# The task:
Print out every line, exactly as written.

# Dataset entries:
## Begin

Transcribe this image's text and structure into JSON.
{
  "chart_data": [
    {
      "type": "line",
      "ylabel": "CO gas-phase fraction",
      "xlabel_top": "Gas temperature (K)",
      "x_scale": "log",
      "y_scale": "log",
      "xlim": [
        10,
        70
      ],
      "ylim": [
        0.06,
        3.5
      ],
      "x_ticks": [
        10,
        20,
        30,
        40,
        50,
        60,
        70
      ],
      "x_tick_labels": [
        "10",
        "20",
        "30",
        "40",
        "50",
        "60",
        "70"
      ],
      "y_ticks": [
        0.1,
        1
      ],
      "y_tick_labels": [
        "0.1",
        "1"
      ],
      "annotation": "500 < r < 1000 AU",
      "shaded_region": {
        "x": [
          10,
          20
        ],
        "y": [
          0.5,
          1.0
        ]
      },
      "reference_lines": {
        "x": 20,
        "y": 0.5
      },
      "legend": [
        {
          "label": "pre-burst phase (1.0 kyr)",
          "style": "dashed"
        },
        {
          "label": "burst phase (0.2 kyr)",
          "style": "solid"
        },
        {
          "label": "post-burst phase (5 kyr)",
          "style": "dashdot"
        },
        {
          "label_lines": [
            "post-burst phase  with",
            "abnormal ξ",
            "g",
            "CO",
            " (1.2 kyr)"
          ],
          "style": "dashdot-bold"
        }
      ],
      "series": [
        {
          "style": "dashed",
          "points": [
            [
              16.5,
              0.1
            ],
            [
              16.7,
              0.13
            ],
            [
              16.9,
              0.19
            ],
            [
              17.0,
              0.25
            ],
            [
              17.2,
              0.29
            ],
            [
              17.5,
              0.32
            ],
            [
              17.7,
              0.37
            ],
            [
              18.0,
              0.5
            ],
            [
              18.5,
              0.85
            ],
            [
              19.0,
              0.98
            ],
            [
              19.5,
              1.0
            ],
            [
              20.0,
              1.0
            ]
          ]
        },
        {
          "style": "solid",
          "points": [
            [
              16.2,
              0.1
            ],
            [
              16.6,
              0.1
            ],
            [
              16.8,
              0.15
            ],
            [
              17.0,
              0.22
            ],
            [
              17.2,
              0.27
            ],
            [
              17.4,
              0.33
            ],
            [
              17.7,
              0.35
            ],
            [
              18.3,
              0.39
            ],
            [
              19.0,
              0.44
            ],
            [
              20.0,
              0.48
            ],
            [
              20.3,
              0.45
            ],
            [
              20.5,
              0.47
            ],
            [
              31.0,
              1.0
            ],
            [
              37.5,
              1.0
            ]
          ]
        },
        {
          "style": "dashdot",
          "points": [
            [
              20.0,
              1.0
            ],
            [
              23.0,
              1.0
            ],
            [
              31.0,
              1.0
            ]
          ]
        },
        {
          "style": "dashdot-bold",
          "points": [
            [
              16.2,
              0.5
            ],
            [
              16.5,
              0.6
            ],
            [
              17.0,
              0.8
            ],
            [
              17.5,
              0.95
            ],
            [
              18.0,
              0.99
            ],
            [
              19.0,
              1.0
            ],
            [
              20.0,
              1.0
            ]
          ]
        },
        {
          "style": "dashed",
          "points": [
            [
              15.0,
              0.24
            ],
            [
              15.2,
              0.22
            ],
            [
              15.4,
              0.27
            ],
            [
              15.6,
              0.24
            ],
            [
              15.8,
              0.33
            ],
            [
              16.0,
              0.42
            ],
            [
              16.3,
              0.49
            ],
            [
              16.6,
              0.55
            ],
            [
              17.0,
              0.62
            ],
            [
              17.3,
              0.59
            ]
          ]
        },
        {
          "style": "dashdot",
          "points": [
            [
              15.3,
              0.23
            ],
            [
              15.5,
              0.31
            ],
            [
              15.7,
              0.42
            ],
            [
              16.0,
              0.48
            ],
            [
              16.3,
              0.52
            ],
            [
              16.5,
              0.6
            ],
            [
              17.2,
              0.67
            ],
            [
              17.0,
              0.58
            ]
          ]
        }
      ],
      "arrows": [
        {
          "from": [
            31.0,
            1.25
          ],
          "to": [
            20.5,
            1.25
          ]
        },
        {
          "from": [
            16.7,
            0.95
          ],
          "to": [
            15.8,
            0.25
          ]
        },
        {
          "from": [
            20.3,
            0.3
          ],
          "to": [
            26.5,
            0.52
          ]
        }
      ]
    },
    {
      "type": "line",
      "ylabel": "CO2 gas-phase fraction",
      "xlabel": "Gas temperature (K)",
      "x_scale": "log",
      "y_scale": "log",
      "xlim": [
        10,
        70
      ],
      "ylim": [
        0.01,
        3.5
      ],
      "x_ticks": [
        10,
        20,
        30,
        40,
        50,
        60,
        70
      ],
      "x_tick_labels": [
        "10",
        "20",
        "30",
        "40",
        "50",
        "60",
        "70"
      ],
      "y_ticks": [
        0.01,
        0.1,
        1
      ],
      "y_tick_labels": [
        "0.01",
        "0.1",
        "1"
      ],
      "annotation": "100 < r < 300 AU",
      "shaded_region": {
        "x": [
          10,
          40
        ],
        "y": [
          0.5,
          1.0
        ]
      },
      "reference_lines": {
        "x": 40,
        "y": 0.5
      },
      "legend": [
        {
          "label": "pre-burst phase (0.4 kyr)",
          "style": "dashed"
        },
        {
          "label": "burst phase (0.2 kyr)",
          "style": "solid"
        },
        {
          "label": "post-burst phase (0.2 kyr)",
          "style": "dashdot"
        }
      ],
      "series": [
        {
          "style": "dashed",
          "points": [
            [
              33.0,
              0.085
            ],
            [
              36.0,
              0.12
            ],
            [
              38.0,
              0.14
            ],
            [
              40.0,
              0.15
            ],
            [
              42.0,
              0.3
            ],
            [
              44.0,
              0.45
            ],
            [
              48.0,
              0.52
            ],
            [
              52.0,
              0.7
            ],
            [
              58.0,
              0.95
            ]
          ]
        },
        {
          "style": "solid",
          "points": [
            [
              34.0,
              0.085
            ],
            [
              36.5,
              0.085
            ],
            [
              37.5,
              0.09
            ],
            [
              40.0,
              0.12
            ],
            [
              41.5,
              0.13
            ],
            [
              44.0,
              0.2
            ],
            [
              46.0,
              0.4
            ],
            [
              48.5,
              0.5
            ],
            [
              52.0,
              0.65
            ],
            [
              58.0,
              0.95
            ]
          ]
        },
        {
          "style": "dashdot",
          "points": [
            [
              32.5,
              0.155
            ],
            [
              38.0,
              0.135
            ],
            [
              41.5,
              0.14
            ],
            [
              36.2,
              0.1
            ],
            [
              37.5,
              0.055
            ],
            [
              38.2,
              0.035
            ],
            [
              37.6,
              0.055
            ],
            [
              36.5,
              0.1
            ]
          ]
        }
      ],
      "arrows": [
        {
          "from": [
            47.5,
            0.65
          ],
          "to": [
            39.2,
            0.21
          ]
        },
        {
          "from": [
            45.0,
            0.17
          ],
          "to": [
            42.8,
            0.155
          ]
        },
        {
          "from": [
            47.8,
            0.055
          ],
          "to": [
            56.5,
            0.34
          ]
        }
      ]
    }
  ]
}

## End

# Exercise output:
Transcribe this image's text and structure into JSON.
{
  "chart_data": [
    {
      "type": "line",
      "ylabel": "CO gas-phase fraction",
      "xlabel_top": "Gas temperature (K)",
      "x_scale": "log",
      "y_scale": "log",
      "xlim": [
        10,
        70
      ],
      "ylim": [
        0.06,
        3.5
      ],
      "x_ticks": [
        10,
        20,
        30,
        40,
        50,
        60,
        70
      ],
      "x_tick_labels": [
        "10",
        "20",
        "30",
        "40",
        "50",
        "60",
        "70"
      ],
      "y_ticks": [
        0.1,
        1
      ],
      "y_tick_labels": [
        "0.1",
        "1"
      ],
      "annotation": "500 < r < 1000 AU",
      "shaded_region": {
        "x": [
          10,
          20
        ],
        "y": [
          0.5,
          1.0
        ]
      },
      "reference_lines": {
        "x": 20,
        "y": 0.5
      },
      "legend": [
        {
          "label": "pre-burst phase (1.0 kyr)",
          "style": "dashed"
        },
        {
          "label": "burst phase (0.2 kyr)",
          "style": "solid"
        },
        {
          "label": "post-burst phase (5 kyr)",
          "style": "dashdot"
        },
        {
          "label_lines": [
            "post-burst phase  with",
            "abnormal ξ",
            "g",
            "CO",
            " (1.2 kyr)"
          ],
          "style": "dashdot-bold"
        }
      ],
      "series": [
        {
          "style": "dashed",
          "points": [
            [
              16.5,
              0.1
            ],
            [
              16.7,
              0.13
            ],
            [
              16.9,
              0.19
            ],
            [
              17.0,
              0.25
            ],
            [
              17.2,
              0.29
            ],
            [
              17.5,
              0.32
            ],
            [
              17.7,
              0.37
            ],
            [
              18.0,
              0.5
            ],
            [
              18.5,
              0.85
            ],
            [
              19.0,
              0.98
            ],
            [
              19.5,
              1.0
            ],
            [
              20.0,
              1.0
            ]
          ]
        },
        {
          "style": "solid",
          "points": [
            [
              16.2,
              0.1
            ],
            [
              16.6,
              0.1
            ],
            [
              16.8,
              0.15
            ],
            [
              17.0,
              0.22
            ],
            [
              17.2,
              0.27
            ],
            [
              17.4,
              0.33
            ],
            [
              17.7,
              0.35
            ],
            [
              18.3,
              0.39
            ],
            [
              19.0,
              0.44
            ],
            [
              20.0,
              0.48
            ],
            [
              20.3,
              0.45
            ],
            [
              20.5,
              0.47
            ],
            [
              31.0,
              1.0
            ],
            [
              37.5,
              1.0
            ]
          ]
        },
        {
          "style": "dashdot",
          "points": [
            [
              20.0,
              1.0
            ],
            [
              23.0,
              1.0
            ],
            [
              31.0,
              1.0
            ]
          ]
        },
        {
          "style": "dashdot-bold",
          "points": [
            [
              16.2,
              0.5
            ],
            [
              16.5,
              0.6
            ],
            [
              17.0,
              0.8
            ],
            [
              17.5,
              0.95
            ],
            [
              18.0,
              0.99
            ],
            [
              19.0,
              1.0
            ],
            [
              20.0,
              1.0
            ]
          ]
        },
        {
          "style": "dashed",
          "points": [
            [
              15.0,
              0.24
            ],
            [
              15.2,
              0.22
            ],
            [
              15.4,
              0.27
            ],
            [
              15.6,
              0.24
            ],
            [
              15.8,
              0.33
            ],
            [
              16.0,
              0.42
            ],
            [
              16.3,
              0.49
            ],
            [
              16.6,
              0.55
            ],
            [
              17.0,
              0.62
            ],
            [
              17.3,
              0.59
            ]
          ]
        },
        {
          "style": "dashdot",
          "points": [
            [
              15.3,
              0.23
            ],
            [
              15.5,
              0.31
            ],
            [
              15.7,
              0.42
            ],
            [
              16.0,
              0.48
            ],
            [
              16.3,
              0.52
            ],
            [
              16.5,
              0.6
            ],
            [
              17.2,
              0.67
            ],
            [
              17.0,
              0.58
            ]
          ]
        }
      ],
      "arrows": [
        {
          "from": [
            31.0,
            1.25
          ],
          "to": [
            20.5,
            1.25
          ]
        },
        {
          "from": [
            16.7,
            0.95
          ],
          "to": [
            15.8,
            0.25
          ]
        },
        {
          "from": [
            20.3,
            0.3
          ],
          "to": [
            26.5,
            0.52
          ]
        }
      ]
    },
    {
      "type": "line",
      "ylabel": "CO2 gas-phase fraction",
      "xlabel": "Gas temperature (K)",
      "x_scale": "log",
      "y_scale": "log",
      "xlim": [
        10,
        70
      ],
      "ylim": [
        0.01,
        3.5
      ],
      "x_ticks": [
        10,
        20,
        30,
        40,
        50,
        60,
        70
      ],
      "x_tick_labels": [
        "10",
        "20",
        "30",
        "40",
        "50",
        "60",
        "70"
      ],
      "y_ticks": [
        0.01,
        0.1,
        1
      ],
      "y_tick_labels": [
        "0.01",
        "0.1",
        "1"
      ],
      "annotation": "100 < r < 300 AU",
      "shaded_region": {
        "x": [
          10,
          40
        ],
        "y": [
          0.5,
          1.0
        ]
      },
      "reference_lines": {
        "x": 40,
        "y": 0.5
      },
      "legend": [
        {
          "label": "pre-burst phase (0.4 kyr)",
          "style": "dashed"
        },
        {
          "label": "burst phase (0.2 kyr)",
          "style": "solid"
        },
        {
          "label": "post-burst phase (0.2 kyr)",
          "style": "dashdot"
        }
      ],
      "series": [
        {
          "style": "dashed",
          "points": [
            [
              33.0,
              0.085
            ],
            [
              36.0,
              0.12
            ],
            [
              38.0,
              0.14
            ],
            [
              40.0,
              0.15
            ],
            [
              42.0,
              0.3
            ],
            [
              44.0,
              0.45
            ],
            [
              48.0,
              0.52
            ],
            [
              52.0,
              0.7
            ],
            [
              58.0,
              0.95
            ]
          ]
        },
        {
          "style": "solid",
          "points": [
            [
              34.0,
              0.085
            ],
            [
              36.5,
              0.085
            ],
            [
              37.5,
              0.09
            ],
            [
              40.0,
              0.12
            ],
            [
              41.5,
              0.13
            ],
            [
              44.0,
              0.2
            ],
            [
              46.0,
              0.4
            ],
            [
              48.5,
              0.5
            ],
            [
              52.0,
              0.65
            ],
            [
              58.0,
              0.95
            ]
          ]
        },
        {
          "style": "dashdot",
          "points": [
            [
              32.5,
              0.155
            ],
            [
              38.0,
              0.135
            ],
            [
              41.5,
              0.14
            ],
            [
              36.2,
              0.1
            ],
            [
              37.5,
              0.055
            ],
            [
              38.2,
              0.035
            ],
            [
              37.6,
              0.055
            ],
            [
              36.5,
              0.1
            ]
          ]
        }
      ],
      "arrows": [
        {
          "from": [
            47.5,
            0.65
          ],
          "to": [
            39.2,
            0.21
          ]
        },
        {
          "from": [
            45.0,
            0.17
          ],
          "to": [
            42.8,
            0.155
          ]
        },
        {
          "from": [
            47.8,
            0.055
          ],
          "to": [
            56.5,
            0.34
          ]
        }
      ]
    }
  ]
}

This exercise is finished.